Items listed in a dataset

────────────────────────────────────────

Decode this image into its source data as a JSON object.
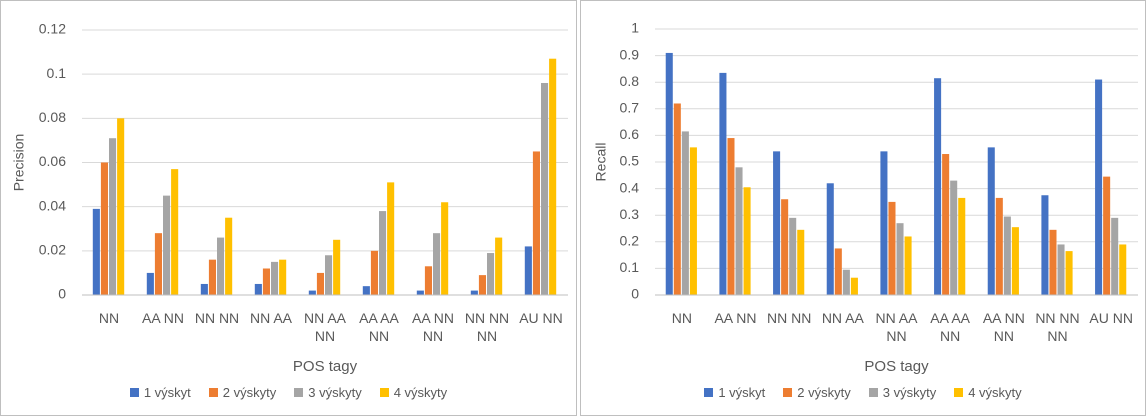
{
  "chart_data": [
    {
      "type": "bar",
      "y_label": "Precision",
      "x_label": "POS tagy",
      "categories": [
        "NN",
        "AA NN",
        "NN NN",
        "NN AA",
        "NN AA NN",
        "AA AA NN",
        "AA NN NN",
        "NN NN NN",
        "AU NN"
      ],
      "series": [
        {
          "name": "1 výskyt",
          "color": "#4472c4",
          "values": [
            0.039,
            0.01,
            0.005,
            0.005,
            0.002,
            0.004,
            0.002,
            0.002,
            0.022
          ]
        },
        {
          "name": "2 výskyty",
          "color": "#ed7d31",
          "values": [
            0.06,
            0.028,
            0.016,
            0.012,
            0.01,
            0.02,
            0.013,
            0.009,
            0.065
          ]
        },
        {
          "name": "3 výskyty",
          "color": "#a5a5a5",
          "values": [
            0.071,
            0.045,
            0.026,
            0.015,
            0.018,
            0.038,
            0.028,
            0.019,
            0.096
          ]
        },
        {
          "name": "4 výskyty",
          "color": "#ffc000",
          "values": [
            0.08,
            0.057,
            0.035,
            0.016,
            0.025,
            0.051,
            0.042,
            0.026,
            0.107
          ]
        }
      ],
      "ylim": [
        0,
        0.12
      ],
      "yticks": [
        0,
        0.02,
        0.04,
        0.06,
        0.08,
        0.1,
        0.12
      ],
      "grid": true,
      "legend": "bottom"
    },
    {
      "type": "bar",
      "y_label": "Recall",
      "x_label": "POS tagy",
      "categories": [
        "NN",
        "AA NN",
        "NN NN",
        "NN AA",
        "NN AA NN",
        "AA AA NN",
        "AA NN NN",
        "NN NN NN",
        "AU NN"
      ],
      "series": [
        {
          "name": "1 výskyt",
          "color": "#4472c4",
          "values": [
            0.91,
            0.835,
            0.54,
            0.42,
            0.54,
            0.815,
            0.555,
            0.375,
            0.81
          ]
        },
        {
          "name": "2 výskyty",
          "color": "#ed7d31",
          "values": [
            0.72,
            0.59,
            0.36,
            0.175,
            0.35,
            0.53,
            0.365,
            0.245,
            0.445
          ]
        },
        {
          "name": "3 výskyty",
          "color": "#a5a5a5",
          "values": [
            0.615,
            0.48,
            0.29,
            0.095,
            0.27,
            0.43,
            0.295,
            0.19,
            0.29
          ]
        },
        {
          "name": "4 výskyty",
          "color": "#ffc000",
          "values": [
            0.555,
            0.405,
            0.245,
            0.065,
            0.22,
            0.365,
            0.255,
            0.165,
            0.19
          ]
        }
      ],
      "ylim": [
        0,
        1
      ],
      "yticks": [
        0,
        0.1,
        0.2,
        0.3,
        0.4,
        0.5,
        0.6,
        0.7,
        0.8,
        0.9,
        1
      ],
      "grid": true,
      "legend": "bottom"
    }
  ]
}
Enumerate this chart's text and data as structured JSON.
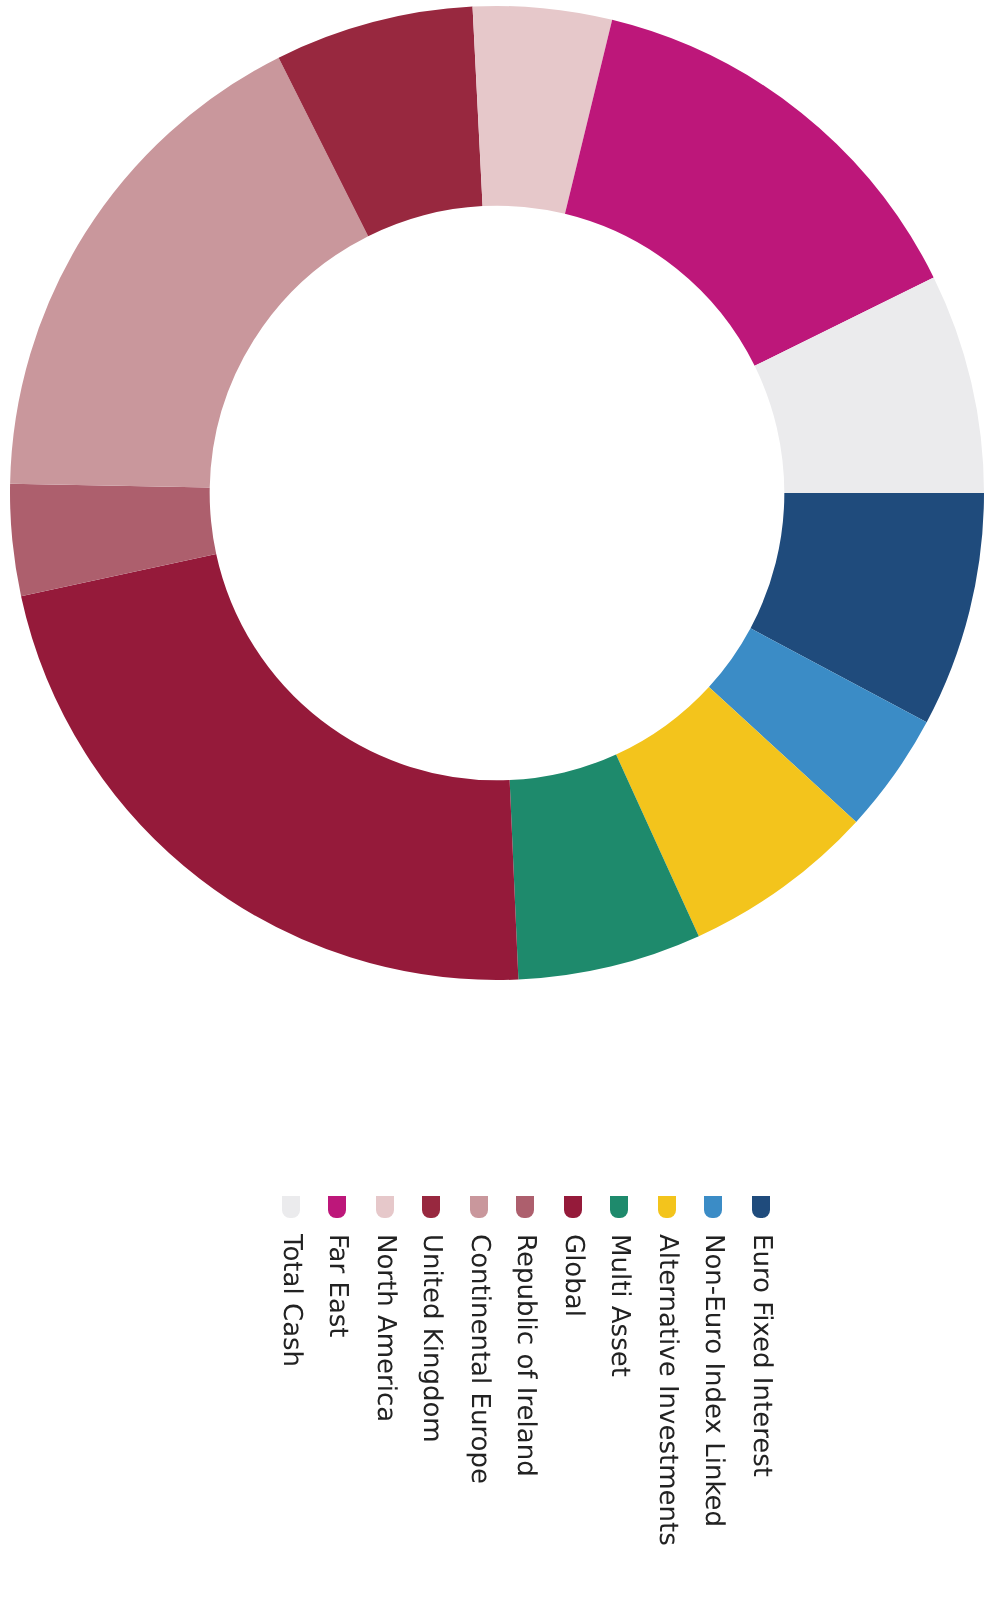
{
  "chart_data": {
    "type": "donut",
    "categories": [
      "Euro Fixed Interest",
      "Non-Euro Index Linked",
      "Alternative Investments",
      "Multi Asset",
      "Global",
      "Republic of Ireland",
      "Continental Europe",
      "United Kingdom",
      "North America",
      "Far East",
      "Total Cash"
    ],
    "values": [
      7.8,
      4.0,
      6.4,
      6.1,
      22.3,
      3.7,
      17.3,
      6.6,
      4.6,
      13.9,
      7.3
    ],
    "colors": [
      "#1f4b7c",
      "#3b8cc6",
      "#f3c41c",
      "#1e8a6c",
      "#951a3a",
      "#ad5f6d",
      "#c9979c",
      "#98283f",
      "#e6c8ca",
      "#bd177a",
      "#ebebed"
    ],
    "legend": "bottom"
  }
}
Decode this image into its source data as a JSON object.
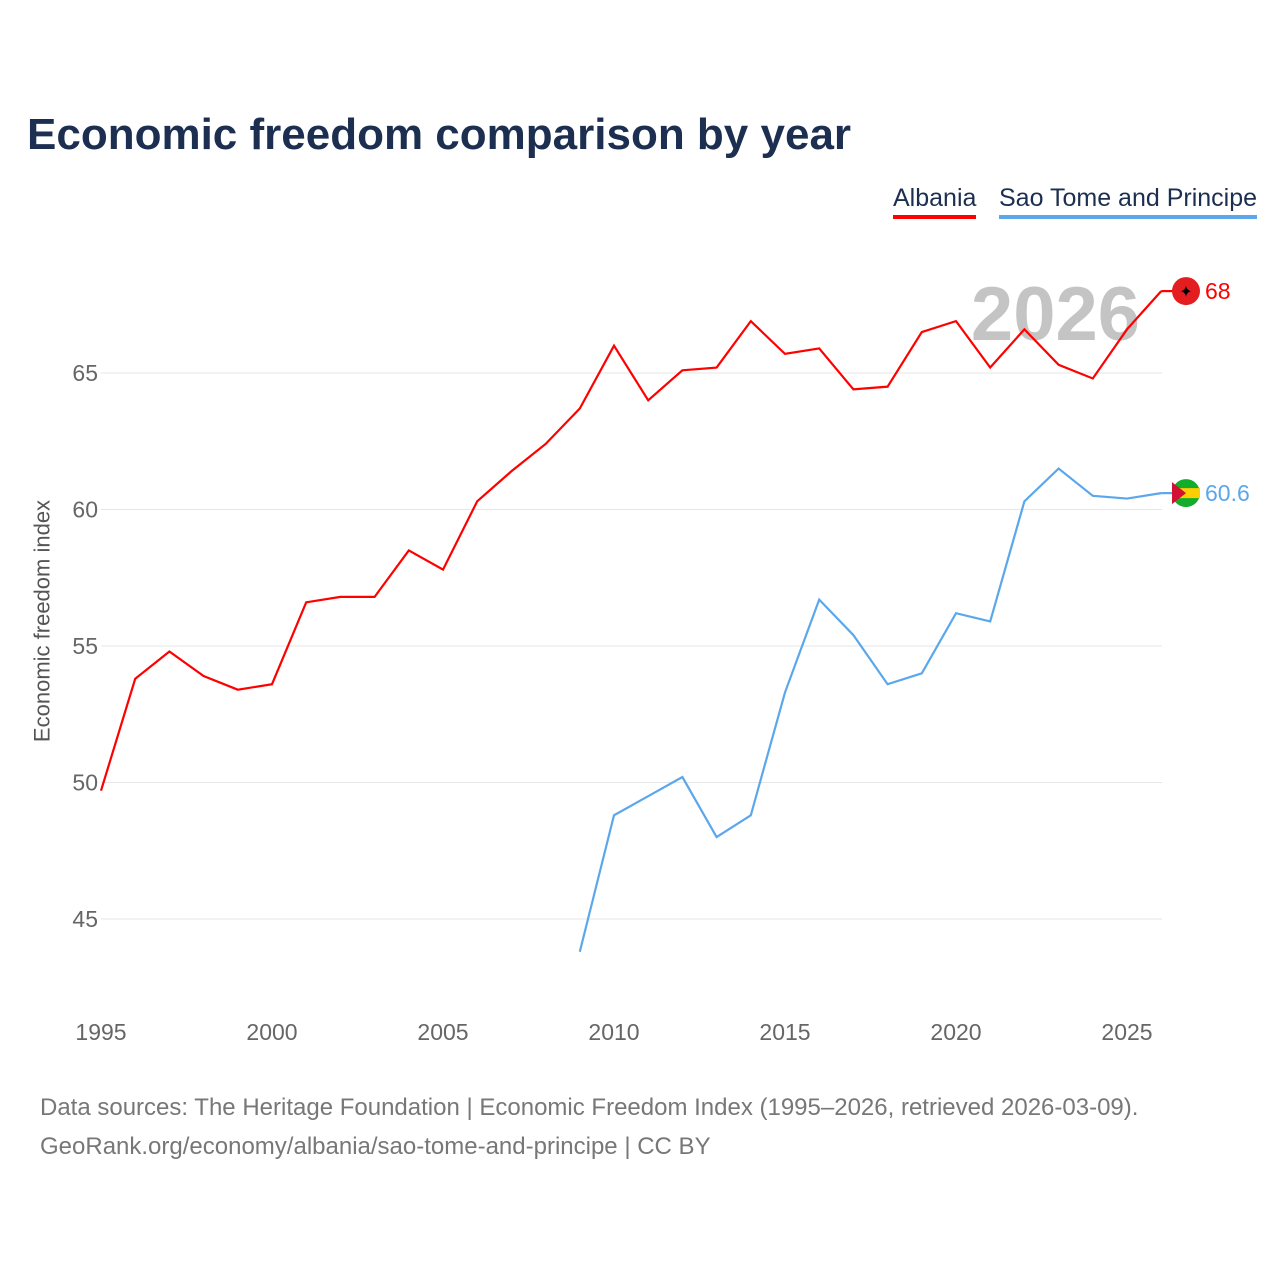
{
  "chart_data": {
    "type": "line",
    "title": "Economic freedom comparison by year",
    "xlabel": "",
    "ylabel": "Economic freedom index",
    "xlim": [
      1995,
      2026
    ],
    "ylim": [
      42.7,
      69.5
    ],
    "x_ticks": [
      1995,
      2000,
      2005,
      2010,
      2015,
      2020,
      2025
    ],
    "y_ticks": [
      45,
      50,
      55,
      60,
      65
    ],
    "grid": true,
    "legend_position": "top-right",
    "watermark_year": "2026",
    "series": [
      {
        "name": "Albania",
        "color": "#ff0000",
        "end_label": "68",
        "x": [
          1995,
          1996,
          1997,
          1998,
          1999,
          2000,
          2001,
          2002,
          2003,
          2004,
          2005,
          2006,
          2007,
          2008,
          2009,
          2010,
          2011,
          2012,
          2013,
          2014,
          2015,
          2016,
          2017,
          2018,
          2019,
          2020,
          2021,
          2022,
          2023,
          2024,
          2025,
          2026
        ],
        "values": [
          49.7,
          53.8,
          54.8,
          53.9,
          53.4,
          53.6,
          56.6,
          56.8,
          56.8,
          58.5,
          57.8,
          60.3,
          61.4,
          62.4,
          63.7,
          66.0,
          64.0,
          65.1,
          65.2,
          66.9,
          65.7,
          65.9,
          64.4,
          64.5,
          66.5,
          66.9,
          65.2,
          66.6,
          65.3,
          64.8,
          66.6,
          68.0
        ]
      },
      {
        "name": "Sao Tome and Principe",
        "color": "#5ba7ec",
        "end_label": "60.6",
        "x": [
          2009,
          2010,
          2011,
          2012,
          2013,
          2014,
          2015,
          2016,
          2017,
          2018,
          2019,
          2020,
          2021,
          2022,
          2023,
          2024,
          2025,
          2026
        ],
        "values": [
          43.8,
          48.8,
          49.5,
          50.2,
          48.0,
          48.8,
          53.3,
          56.7,
          55.4,
          53.6,
          54.0,
          56.2,
          55.9,
          60.3,
          61.5,
          60.5,
          60.4,
          60.6
        ]
      }
    ]
  },
  "source_line1": "Data sources: The Heritage Foundation | Economic Freedom Index (1995–2026, retrieved 2026-03-09).",
  "source_line2": "GeoRank.org/economy/albania/sao-tome-and-principe | CC BY"
}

────────────────────────────────────────

• Exercise task
Omit the pictures and give the material again, exactly and in full.

• Answer to this problem
Decode this image into its source data as a JSON object.
{
  "chart_data": [
    {
      "type": "bar",
      "y_label": "Precision",
      "x_label": "POS tagy",
      "categories": [
        "NN",
        "AA NN",
        "NN NN",
        "NN AA",
        "NN AA NN",
        "AA AA NN",
        "AA NN NN",
        "NN NN NN",
        "AU NN"
      ],
      "series": [
        {
          "name": "1 výskyt",
          "color": "#4472c4",
          "values": [
            0.039,
            0.01,
            0.005,
            0.005,
            0.002,
            0.004,
            0.002,
            0.002,
            0.022
          ]
        },
        {
          "name": "2 výskyty",
          "color": "#ed7d31",
          "values": [
            0.06,
            0.028,
            0.016,
            0.012,
            0.01,
            0.02,
            0.013,
            0.009,
            0.065
          ]
        },
        {
          "name": "3 výskyty",
          "color": "#a5a5a5",
          "values": [
            0.071,
            0.045,
            0.026,
            0.015,
            0.018,
            0.038,
            0.028,
            0.019,
            0.096
          ]
        },
        {
          "name": "4 výskyty",
          "color": "#ffc000",
          "values": [
            0.08,
            0.057,
            0.035,
            0.016,
            0.025,
            0.051,
            0.042,
            0.026,
            0.107
          ]
        }
      ],
      "ylim": [
        0,
        0.12
      ],
      "yticks": [
        0,
        0.02,
        0.04,
        0.06,
        0.08,
        0.1,
        0.12
      ],
      "grid": true,
      "legend": "bottom"
    },
    {
      "type": "bar",
      "y_label": "Recall",
      "x_label": "POS tagy",
      "categories": [
        "NN",
        "AA NN",
        "NN NN",
        "NN AA",
        "NN AA NN",
        "AA AA NN",
        "AA NN NN",
        "NN NN NN",
        "AU NN"
      ],
      "series": [
        {
          "name": "1 výskyt",
          "color": "#4472c4",
          "values": [
            0.91,
            0.835,
            0.54,
            0.42,
            0.54,
            0.815,
            0.555,
            0.375,
            0.81
          ]
        },
        {
          "name": "2 výskyty",
          "color": "#ed7d31",
          "values": [
            0.72,
            0.59,
            0.36,
            0.175,
            0.35,
            0.53,
            0.365,
            0.245,
            0.445
          ]
        },
        {
          "name": "3 výskyty",
          "color": "#a5a5a5",
          "values": [
            0.615,
            0.48,
            0.29,
            0.095,
            0.27,
            0.43,
            0.295,
            0.19,
            0.29
          ]
        },
        {
          "name": "4 výskyty",
          "color": "#ffc000",
          "values": [
            0.555,
            0.405,
            0.245,
            0.065,
            0.22,
            0.365,
            0.255,
            0.165,
            0.19
          ]
        }
      ],
      "ylim": [
        0,
        1
      ],
      "yticks": [
        0,
        0.1,
        0.2,
        0.3,
        0.4,
        0.5,
        0.6,
        0.7,
        0.8,
        0.9,
        1
      ],
      "grid": true,
      "legend": "bottom"
    }
  ]
}
Enumerate this chart's text and data as structured JSON.
{
  "chart_data": {
    "type": "donut",
    "categories": [
      "Euro Fixed Interest",
      "Non-Euro Index Linked",
      "Alternative Investments",
      "Multi Asset",
      "Global",
      "Republic of Ireland",
      "Continental Europe",
      "United Kingdom",
      "North America",
      "Far East",
      "Total Cash"
    ],
    "values": [
      7.8,
      4.0,
      6.4,
      6.1,
      22.3,
      3.7,
      17.3,
      6.6,
      4.6,
      13.9,
      7.3
    ],
    "colors": [
      "#1f4b7c",
      "#3b8cc6",
      "#f3c41c",
      "#1e8a6c",
      "#951a3a",
      "#ad5f6d",
      "#c9979c",
      "#98283f",
      "#e6c8ca",
      "#bd177a",
      "#ebebed"
    ],
    "legend": "bottom"
  }
}
Decode this image into its source data as a JSON object.
{
  "chart_data": {
    "type": "line",
    "title": "Economic freedom comparison by year",
    "xlabel": "",
    "ylabel": "Economic freedom index",
    "xlim": [
      1995,
      2026
    ],
    "ylim": [
      42.7,
      69.5
    ],
    "x_ticks": [
      1995,
      2000,
      2005,
      2010,
      2015,
      2020,
      2025
    ],
    "y_ticks": [
      45,
      50,
      55,
      60,
      65
    ],
    "grid": true,
    "legend_position": "top-right",
    "watermark_year": "2026",
    "series": [
      {
        "name": "Albania",
        "color": "#ff0000",
        "end_label": "68",
        "x": [
          1995,
          1996,
          1997,
          1998,
          1999,
          2000,
          2001,
          2002,
          2003,
          2004,
          2005,
          2006,
          2007,
          2008,
          2009,
          2010,
          2011,
          2012,
          2013,
          2014,
          2015,
          2016,
          2017,
          2018,
          2019,
          2020,
          2021,
          2022,
          2023,
          2024,
          2025,
          2026
        ],
        "values": [
          49.7,
          53.8,
          54.8,
          53.9,
          53.4,
          53.6,
          56.6,
          56.8,
          56.8,
          58.5,
          57.8,
          60.3,
          61.4,
          62.4,
          63.7,
          66.0,
          64.0,
          65.1,
          65.2,
          66.9,
          65.7,
          65.9,
          64.4,
          64.5,
          66.5,
          66.9,
          65.2,
          66.6,
          65.3,
          64.8,
          66.6,
          68.0
        ]
      },
      {
        "name": "Sao Tome and Principe",
        "color": "#5ba7ec",
        "end_label": "60.6",
        "x": [
          2009,
          2010,
          2011,
          2012,
          2013,
          2014,
          2015,
          2016,
          2017,
          2018,
          2019,
          2020,
          2021,
          2022,
          2023,
          2024,
          2025,
          2026
        ],
        "values": [
          43.8,
          48.8,
          49.5,
          50.2,
          48.0,
          48.8,
          53.3,
          56.7,
          55.4,
          53.6,
          54.0,
          56.2,
          55.9,
          60.3,
          61.5,
          60.5,
          60.4,
          60.6
        ]
      }
    ]
  },
  "source_line1": "Data sources: The Heritage Foundation | Economic Freedom Index (1995–2026, retrieved 2026-03-09).",
  "source_line2": "GeoRank.org/economy/albania/sao-tome-and-principe | CC BY"
}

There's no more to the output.